> **TREŚĆ ZADANIA**: Czy możesz zwrócić dokładnie wiersze od początku danych do wiersza zawierającego „tab-knowledge-in[interactable]: 지식iN bbox=[376, 184, 461, 224]”, łącznie z tym wierszem?

> **DANE DO ĆWICZENIA**:
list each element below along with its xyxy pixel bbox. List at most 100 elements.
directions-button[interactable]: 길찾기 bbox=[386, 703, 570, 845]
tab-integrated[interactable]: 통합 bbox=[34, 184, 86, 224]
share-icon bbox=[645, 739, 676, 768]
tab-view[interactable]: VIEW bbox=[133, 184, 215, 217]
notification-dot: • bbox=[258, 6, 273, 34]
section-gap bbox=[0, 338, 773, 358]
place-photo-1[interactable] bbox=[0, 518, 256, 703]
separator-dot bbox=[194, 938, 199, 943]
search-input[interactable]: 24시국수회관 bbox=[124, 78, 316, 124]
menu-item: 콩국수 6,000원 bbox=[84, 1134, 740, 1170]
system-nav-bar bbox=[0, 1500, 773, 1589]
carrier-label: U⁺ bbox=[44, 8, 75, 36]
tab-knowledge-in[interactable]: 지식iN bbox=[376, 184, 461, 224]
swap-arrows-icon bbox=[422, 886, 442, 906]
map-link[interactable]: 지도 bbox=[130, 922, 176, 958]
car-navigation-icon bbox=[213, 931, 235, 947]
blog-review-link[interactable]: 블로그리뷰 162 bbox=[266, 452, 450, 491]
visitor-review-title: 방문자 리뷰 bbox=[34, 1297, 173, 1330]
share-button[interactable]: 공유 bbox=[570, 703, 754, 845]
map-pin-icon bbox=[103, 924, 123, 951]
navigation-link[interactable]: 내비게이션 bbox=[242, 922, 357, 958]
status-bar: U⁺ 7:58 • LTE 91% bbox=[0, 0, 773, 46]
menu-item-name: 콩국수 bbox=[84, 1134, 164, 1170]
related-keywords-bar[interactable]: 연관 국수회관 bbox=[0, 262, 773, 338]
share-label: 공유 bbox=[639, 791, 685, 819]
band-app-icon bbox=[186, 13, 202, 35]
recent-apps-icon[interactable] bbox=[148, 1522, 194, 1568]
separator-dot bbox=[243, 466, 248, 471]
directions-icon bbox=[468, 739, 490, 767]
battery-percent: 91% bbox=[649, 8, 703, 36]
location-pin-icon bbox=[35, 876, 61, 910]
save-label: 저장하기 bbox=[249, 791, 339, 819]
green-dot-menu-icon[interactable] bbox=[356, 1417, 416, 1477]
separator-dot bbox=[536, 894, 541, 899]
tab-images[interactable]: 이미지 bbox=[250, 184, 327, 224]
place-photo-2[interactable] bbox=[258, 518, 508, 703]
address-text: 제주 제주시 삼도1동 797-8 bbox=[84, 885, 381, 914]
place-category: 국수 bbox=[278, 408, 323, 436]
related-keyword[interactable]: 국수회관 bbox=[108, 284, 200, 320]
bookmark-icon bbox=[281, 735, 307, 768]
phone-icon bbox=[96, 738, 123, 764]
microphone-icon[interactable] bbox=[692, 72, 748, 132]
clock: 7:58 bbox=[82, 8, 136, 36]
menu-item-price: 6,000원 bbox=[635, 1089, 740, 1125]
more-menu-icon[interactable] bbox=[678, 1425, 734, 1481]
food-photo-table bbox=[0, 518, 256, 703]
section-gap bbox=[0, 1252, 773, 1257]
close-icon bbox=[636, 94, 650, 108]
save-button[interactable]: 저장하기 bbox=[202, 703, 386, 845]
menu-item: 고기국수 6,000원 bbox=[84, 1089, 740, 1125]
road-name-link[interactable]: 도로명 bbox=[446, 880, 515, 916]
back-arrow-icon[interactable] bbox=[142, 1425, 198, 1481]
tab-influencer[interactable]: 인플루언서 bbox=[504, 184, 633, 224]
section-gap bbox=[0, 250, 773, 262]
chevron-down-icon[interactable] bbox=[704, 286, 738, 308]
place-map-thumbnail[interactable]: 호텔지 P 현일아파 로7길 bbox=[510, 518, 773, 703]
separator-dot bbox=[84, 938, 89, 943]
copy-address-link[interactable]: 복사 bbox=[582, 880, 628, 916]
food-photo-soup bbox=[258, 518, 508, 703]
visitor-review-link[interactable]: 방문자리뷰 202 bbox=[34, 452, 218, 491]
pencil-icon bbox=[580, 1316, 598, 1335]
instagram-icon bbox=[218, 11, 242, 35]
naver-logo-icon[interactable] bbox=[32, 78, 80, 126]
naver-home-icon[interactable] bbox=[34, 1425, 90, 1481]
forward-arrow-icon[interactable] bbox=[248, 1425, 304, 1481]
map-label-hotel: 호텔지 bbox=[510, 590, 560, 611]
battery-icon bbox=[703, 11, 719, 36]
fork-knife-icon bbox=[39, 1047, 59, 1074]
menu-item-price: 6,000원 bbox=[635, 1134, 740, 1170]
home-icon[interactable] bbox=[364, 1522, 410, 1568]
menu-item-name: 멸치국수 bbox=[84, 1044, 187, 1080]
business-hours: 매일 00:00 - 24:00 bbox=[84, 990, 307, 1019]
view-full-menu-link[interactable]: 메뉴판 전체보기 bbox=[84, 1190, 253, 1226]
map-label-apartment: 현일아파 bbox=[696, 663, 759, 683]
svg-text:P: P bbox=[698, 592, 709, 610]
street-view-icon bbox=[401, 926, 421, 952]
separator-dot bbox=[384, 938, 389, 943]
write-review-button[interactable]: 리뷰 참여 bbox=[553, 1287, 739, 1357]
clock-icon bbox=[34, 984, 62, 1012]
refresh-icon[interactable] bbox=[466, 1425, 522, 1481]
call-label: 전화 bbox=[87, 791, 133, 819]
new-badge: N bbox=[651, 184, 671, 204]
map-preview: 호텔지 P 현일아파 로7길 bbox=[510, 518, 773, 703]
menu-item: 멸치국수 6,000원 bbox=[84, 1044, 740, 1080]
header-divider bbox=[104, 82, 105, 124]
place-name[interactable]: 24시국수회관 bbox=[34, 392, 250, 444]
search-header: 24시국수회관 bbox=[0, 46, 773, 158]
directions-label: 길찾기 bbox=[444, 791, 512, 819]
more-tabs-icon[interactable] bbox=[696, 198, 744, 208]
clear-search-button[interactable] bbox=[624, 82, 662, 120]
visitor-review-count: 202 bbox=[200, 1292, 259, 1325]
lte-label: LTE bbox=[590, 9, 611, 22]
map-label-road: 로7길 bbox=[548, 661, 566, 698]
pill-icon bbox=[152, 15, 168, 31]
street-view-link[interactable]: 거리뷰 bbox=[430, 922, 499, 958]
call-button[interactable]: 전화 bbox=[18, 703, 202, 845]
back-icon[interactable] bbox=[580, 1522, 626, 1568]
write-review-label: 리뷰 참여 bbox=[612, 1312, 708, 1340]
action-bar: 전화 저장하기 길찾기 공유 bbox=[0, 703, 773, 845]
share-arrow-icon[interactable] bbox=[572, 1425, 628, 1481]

> **ROZWIĄZANIE ZADANIA**:
list each element below along with its xyxy pixel bbox. List at most 100 elements.
directions-button[interactable]: 길찾기 bbox=[386, 703, 570, 845]
tab-integrated[interactable]: 통합 bbox=[34, 184, 86, 224]
share-icon bbox=[645, 739, 676, 768]
tab-view[interactable]: VIEW bbox=[133, 184, 215, 217]
notification-dot: • bbox=[258, 6, 273, 34]
section-gap bbox=[0, 338, 773, 358]
place-photo-1[interactable] bbox=[0, 518, 256, 703]
separator-dot bbox=[194, 938, 199, 943]
search-input[interactable]: 24시국수회관 bbox=[124, 78, 316, 124]
menu-item: 콩국수 6,000원 bbox=[84, 1134, 740, 1170]
system-nav-bar bbox=[0, 1500, 773, 1589]
carrier-label: U⁺ bbox=[44, 8, 75, 36]
tab-knowledge-in[interactable]: 지식iN bbox=[376, 184, 461, 224]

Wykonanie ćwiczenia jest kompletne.